* [GIVEN REQUEST]
Pick every line from the data that holds the word "Предисловие".

* [EXERCISE INPUTS]
☆ ☆ ☆

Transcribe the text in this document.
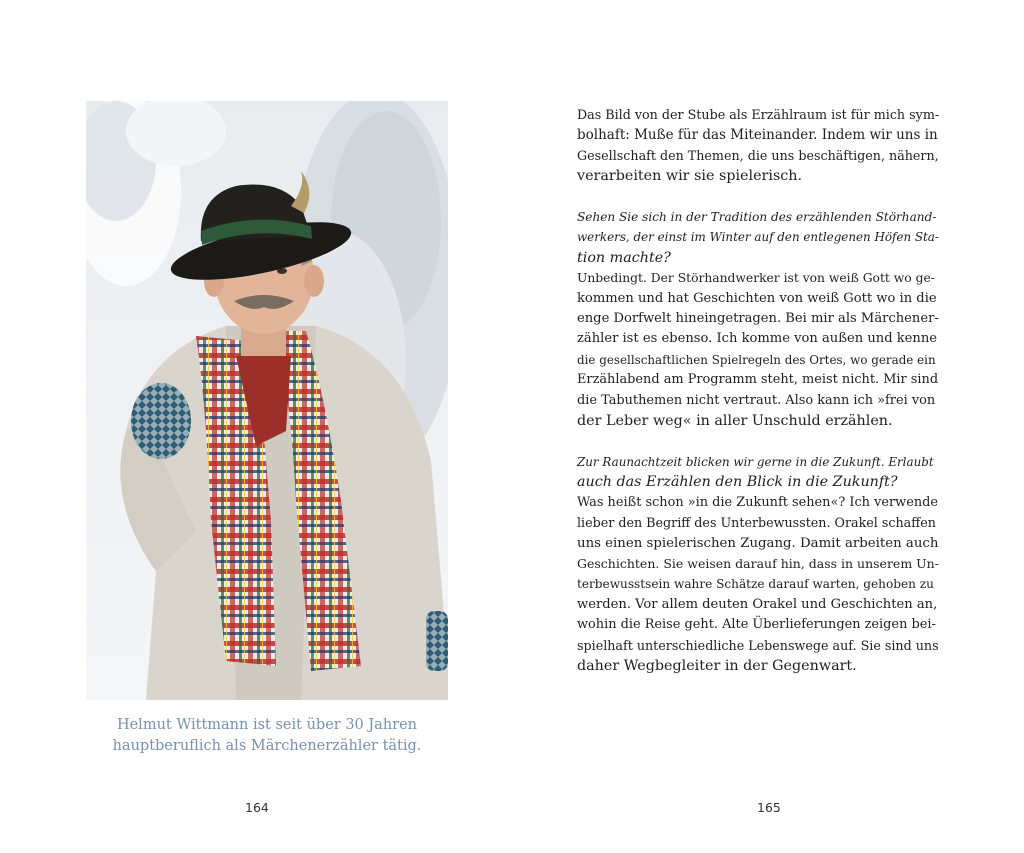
Helmut Wittmann ist seit über 30 Jahren
hauptberuflich als Märchenerzähler tätig.
164

Das Bild von der Stube als Erzählraum ist für mich sym-
bolhaft: Muße für das Miteinander. Indem wir uns in
Gesellschaft den Themen, die uns beschäftigen, nähern,
verarbeiten wir sie spielerisch.

Sehen Sie sich in der Tradition des erzählenden Störhand-
werkers, der einst im Winter auf den entlegenen Höfen Sta-
tion machte?

Unbedingt. Der Störhandwerker ist von weiß Gott wo ge-
kommen und hat Geschichten von weiß Gott wo in die
enge Dorfwelt hineingetragen. Bei mir als Märchener-
zähler ist es ebenso. Ich komme von außen und kenne
die gesellschaftlichen Spielregeln des Ortes, wo gerade ein
Erzählabend am Programm steht, meist nicht. Mir sind
die Tabuthemen nicht vertraut. Also kann ich »frei von
der Leber weg« in aller Unschuld erzählen.

Zur Raunachtzeit blicken wir gerne in die Zukunft. Erlaubt
auch das Erzählen den Blick in die Zukunft?

Was heißt schon »in die Zukunft sehen«? Ich verwende
lieber den Begriff des Unterbewussten. Orakel schaffen
uns einen spielerischen Zugang. Damit arbeiten auch
Geschichten. Sie weisen darauf hin, dass in unserem Un-
terbewusstsein wahre Schätze darauf warten, gehoben zu
werden. Vor allem deuten Orakel und Geschichten an,
wohin die Reise geht. Alte Überlieferungen zeigen bei-
spielhaft unterschiedliche Lebenswege auf. Sie sind uns
daher Wegbegleiter in der Gegenwart.

165
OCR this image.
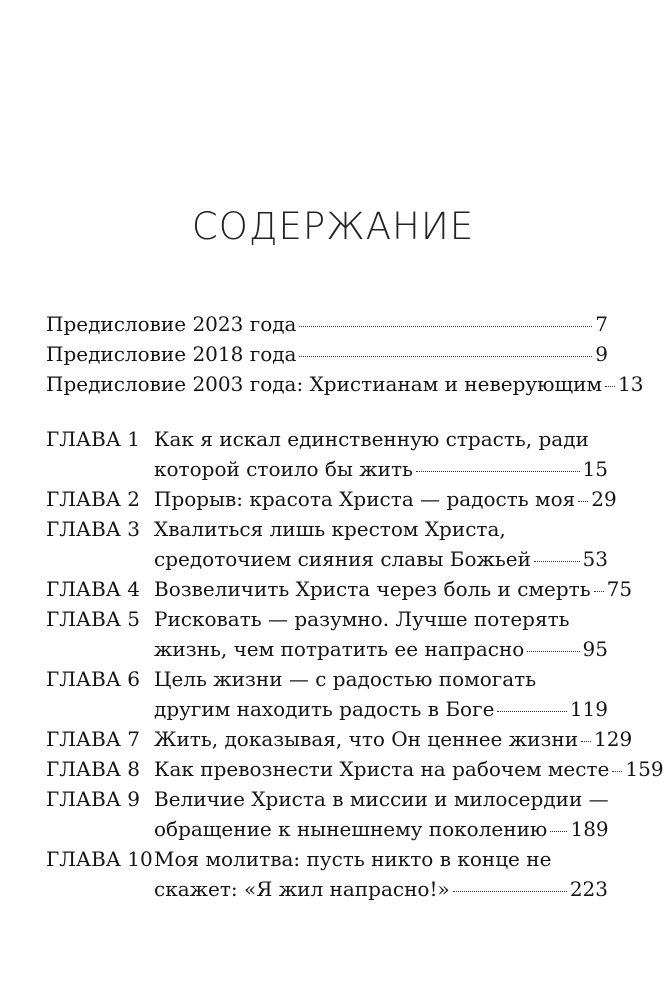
СОДЕРЖАНИЕ
Предисловие 2023 года	7
Предисловие 2018 года	9
Предисловие 2003 года: Христианам и неверующим 13
ГЛАВА 1 Как я искал единственную страсть, ради
которой стоило бы жить	15
ГЛАВА 2 Прорыв: красота Христа — радость моя 29
ГЛАВА 3 Хвалиться лишь крестом Христа,
средоточием сияния славы Божьей	53
ГЛАВА 4 Возвеличить Христа через боль и смерть 75
ГЛАВА 5 Рисковать — разумно. Лучше потерять
жизнь, чем потратить ее напрасно	95
ГЛАВА 6 Цель жизни — с радостью помогать
другим находить радость в Боге	119
ГЛАВА 7 Жить, доказывая, что Он ценнее жизни 129
ГЛАВА 8 Как превознести Христа на рабочем месте 159
ГЛАВА 9 Величие Христа в миссии и милосердии —
обращение к нынешнему поколению 189
ГЛАВА 10 Моя молитва: пусть никто в конце не
скажет: «Я жил напрасно!»	223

☆ ☆ ☆

* [THE ANSWER]
Предисловие 2023 года	7
Предисловие 2018 года	9
Предисловие 2003 года: Христианам и неверующим 13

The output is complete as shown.